[Extracted entries]
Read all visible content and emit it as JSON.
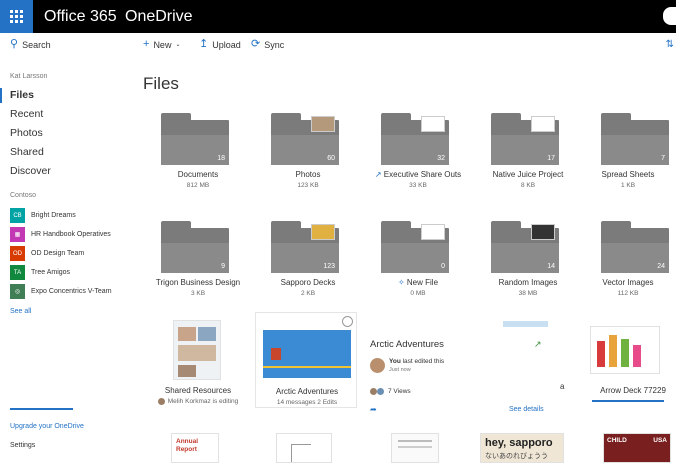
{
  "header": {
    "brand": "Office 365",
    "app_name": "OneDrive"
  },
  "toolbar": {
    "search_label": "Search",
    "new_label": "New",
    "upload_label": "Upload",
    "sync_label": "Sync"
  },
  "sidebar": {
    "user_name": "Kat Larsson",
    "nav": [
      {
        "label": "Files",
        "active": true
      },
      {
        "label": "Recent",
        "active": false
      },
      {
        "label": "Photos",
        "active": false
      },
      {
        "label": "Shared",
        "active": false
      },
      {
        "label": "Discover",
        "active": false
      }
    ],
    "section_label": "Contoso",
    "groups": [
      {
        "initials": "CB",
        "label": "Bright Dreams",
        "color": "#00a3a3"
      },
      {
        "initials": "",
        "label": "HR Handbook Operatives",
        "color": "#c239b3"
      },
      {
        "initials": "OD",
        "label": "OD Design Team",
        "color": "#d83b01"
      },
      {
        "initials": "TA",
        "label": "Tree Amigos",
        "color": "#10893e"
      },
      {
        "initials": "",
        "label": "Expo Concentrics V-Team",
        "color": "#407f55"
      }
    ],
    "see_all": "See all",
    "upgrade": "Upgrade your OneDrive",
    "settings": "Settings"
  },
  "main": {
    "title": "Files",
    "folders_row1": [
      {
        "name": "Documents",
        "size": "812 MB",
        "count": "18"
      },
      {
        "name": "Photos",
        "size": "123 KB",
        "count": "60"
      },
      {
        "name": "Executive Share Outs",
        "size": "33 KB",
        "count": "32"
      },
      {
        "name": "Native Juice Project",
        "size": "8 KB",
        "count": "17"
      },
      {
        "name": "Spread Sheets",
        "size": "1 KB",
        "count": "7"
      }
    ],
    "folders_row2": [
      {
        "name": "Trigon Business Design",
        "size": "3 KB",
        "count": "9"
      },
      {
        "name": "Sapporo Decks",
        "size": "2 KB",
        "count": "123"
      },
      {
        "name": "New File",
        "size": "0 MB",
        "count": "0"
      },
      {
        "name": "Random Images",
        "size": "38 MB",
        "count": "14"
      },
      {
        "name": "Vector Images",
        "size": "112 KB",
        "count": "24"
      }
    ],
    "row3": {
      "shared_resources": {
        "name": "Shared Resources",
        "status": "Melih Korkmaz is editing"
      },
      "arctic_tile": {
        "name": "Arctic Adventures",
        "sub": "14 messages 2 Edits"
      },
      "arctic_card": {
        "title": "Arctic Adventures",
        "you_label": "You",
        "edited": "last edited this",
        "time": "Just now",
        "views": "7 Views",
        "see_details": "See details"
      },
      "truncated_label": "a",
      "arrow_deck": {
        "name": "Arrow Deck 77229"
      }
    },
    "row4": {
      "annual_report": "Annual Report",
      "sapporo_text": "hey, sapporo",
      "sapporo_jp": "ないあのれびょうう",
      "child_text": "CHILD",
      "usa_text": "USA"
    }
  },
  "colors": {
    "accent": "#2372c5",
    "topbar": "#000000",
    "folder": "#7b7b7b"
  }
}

--

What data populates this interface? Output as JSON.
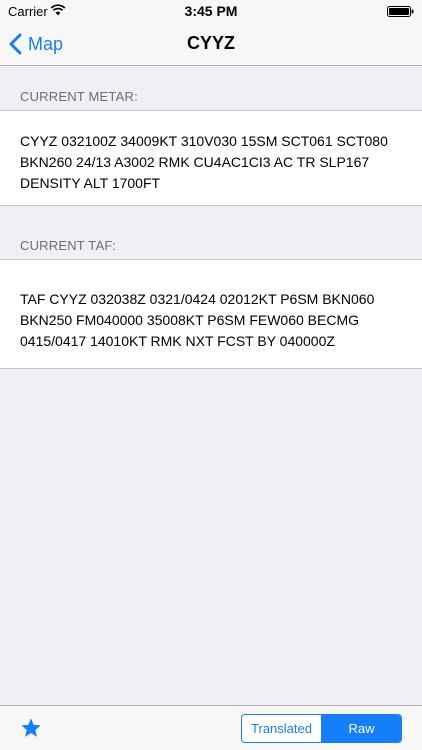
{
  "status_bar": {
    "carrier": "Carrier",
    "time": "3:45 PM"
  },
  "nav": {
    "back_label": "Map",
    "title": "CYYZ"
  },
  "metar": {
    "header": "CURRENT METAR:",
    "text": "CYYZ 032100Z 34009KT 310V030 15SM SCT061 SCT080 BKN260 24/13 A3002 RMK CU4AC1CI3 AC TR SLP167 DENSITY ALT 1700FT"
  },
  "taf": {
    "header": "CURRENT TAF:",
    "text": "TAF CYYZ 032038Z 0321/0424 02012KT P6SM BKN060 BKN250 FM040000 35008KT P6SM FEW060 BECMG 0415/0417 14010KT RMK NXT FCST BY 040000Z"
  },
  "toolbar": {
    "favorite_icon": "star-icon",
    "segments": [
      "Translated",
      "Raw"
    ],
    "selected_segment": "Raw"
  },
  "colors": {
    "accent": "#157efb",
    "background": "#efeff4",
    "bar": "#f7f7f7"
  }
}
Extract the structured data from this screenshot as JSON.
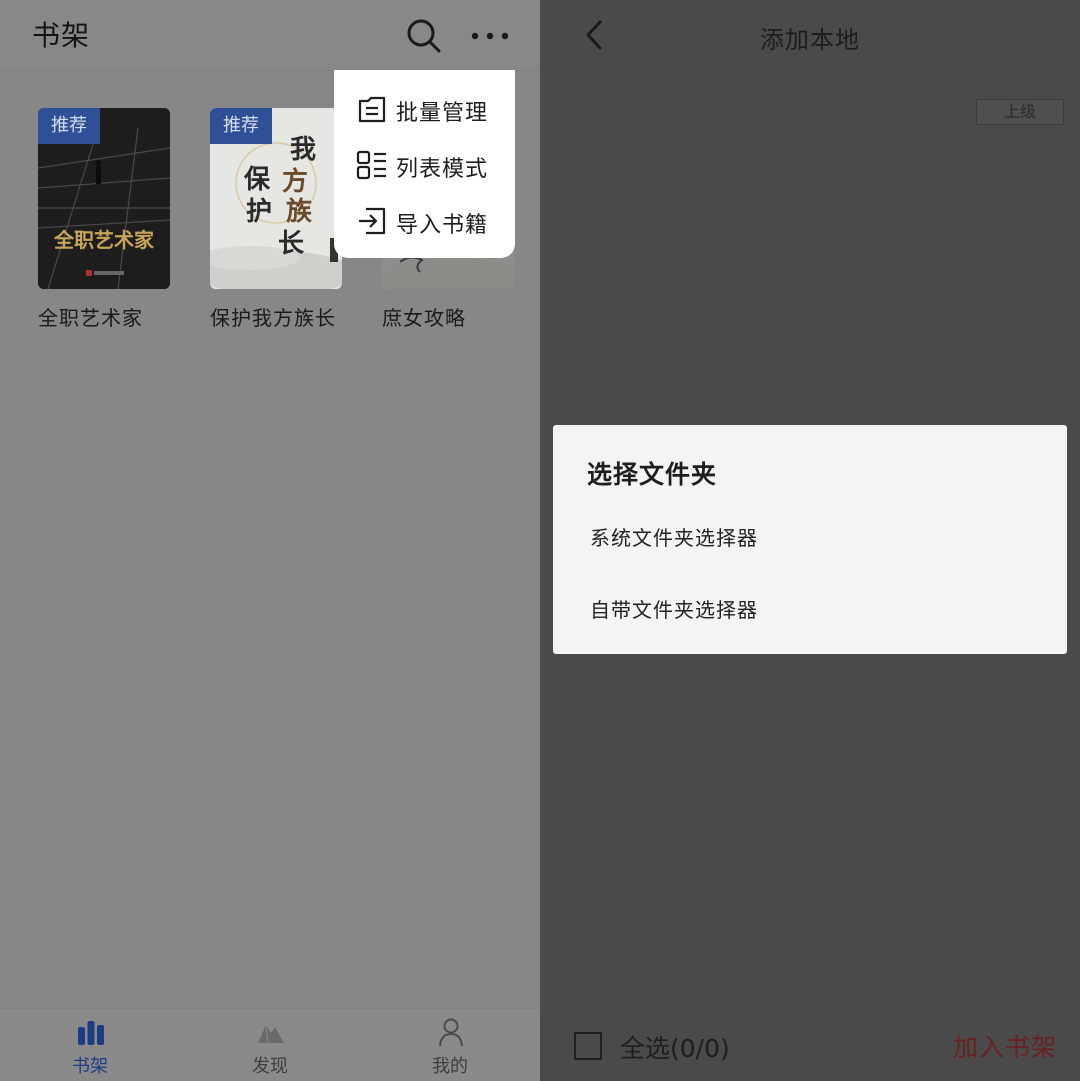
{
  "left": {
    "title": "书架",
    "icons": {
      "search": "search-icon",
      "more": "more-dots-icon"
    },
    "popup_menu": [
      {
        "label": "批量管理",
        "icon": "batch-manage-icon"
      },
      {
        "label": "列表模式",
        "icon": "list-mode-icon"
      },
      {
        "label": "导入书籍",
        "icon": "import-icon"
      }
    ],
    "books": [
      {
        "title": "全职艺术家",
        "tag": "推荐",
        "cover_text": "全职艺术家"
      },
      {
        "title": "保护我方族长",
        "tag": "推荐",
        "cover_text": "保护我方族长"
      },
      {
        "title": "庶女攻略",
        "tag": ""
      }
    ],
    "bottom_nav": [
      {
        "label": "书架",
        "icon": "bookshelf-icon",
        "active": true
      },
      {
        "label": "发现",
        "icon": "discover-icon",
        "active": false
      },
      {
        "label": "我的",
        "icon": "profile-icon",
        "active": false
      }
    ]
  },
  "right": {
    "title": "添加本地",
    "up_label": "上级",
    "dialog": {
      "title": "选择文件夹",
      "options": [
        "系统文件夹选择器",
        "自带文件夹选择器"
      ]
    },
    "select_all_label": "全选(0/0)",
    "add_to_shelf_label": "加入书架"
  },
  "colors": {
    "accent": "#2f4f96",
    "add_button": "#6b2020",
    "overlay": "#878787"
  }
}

[Goal of the exercise]
Take every line from the records above that has the word "Images" and copy it.

[Worked solution]
        "name": "Random Images",
        "name": "Vector Images",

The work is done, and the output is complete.